■ **Exercise**: Copy out each line below that has the word "with" in it.

■ **Information given**:
-- start --
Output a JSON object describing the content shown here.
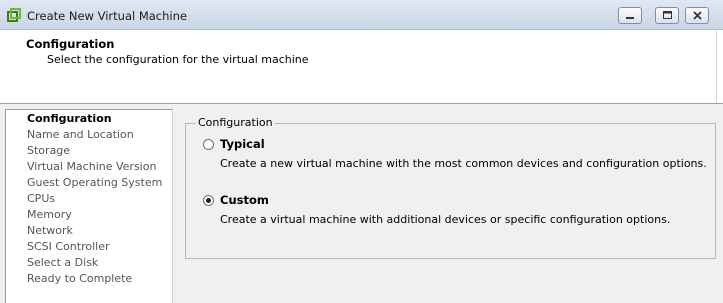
{
  "window": {
    "title": "Create New Virtual Machine"
  },
  "header": {
    "title": "Configuration",
    "subtitle": "Select the configuration for the virtual machine"
  },
  "steps": [
    {
      "label": "Configuration",
      "active": true
    },
    {
      "label": "Name and Location"
    },
    {
      "label": "Storage"
    },
    {
      "label": "Virtual Machine Version"
    },
    {
      "label": "Guest Operating System"
    },
    {
      "label": "CPUs"
    },
    {
      "label": "Memory"
    },
    {
      "label": "Network"
    },
    {
      "label": "SCSI Controller"
    },
    {
      "label": "Select a Disk"
    },
    {
      "label": "Ready to Complete"
    }
  ],
  "configuration": {
    "legend": "Configuration",
    "options": [
      {
        "label": "Typical",
        "description": "Create a new virtual machine with the most common devices and configuration options.",
        "selected": false
      },
      {
        "label": "Custom",
        "description": "Create a virtual machine with additional devices or specific configuration options.",
        "selected": true
      }
    ]
  },
  "icons": {
    "app": "vm-app-icon",
    "minimize": "minimize-icon",
    "maximize": "maximize-icon",
    "close": "close-icon"
  }
}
-- end --
■ **The completed task**:
        "description": "Create a new virtual machine with the most common devices and configuration options.",
        "description": "Create a virtual machine with additional devices or specific configuration options.",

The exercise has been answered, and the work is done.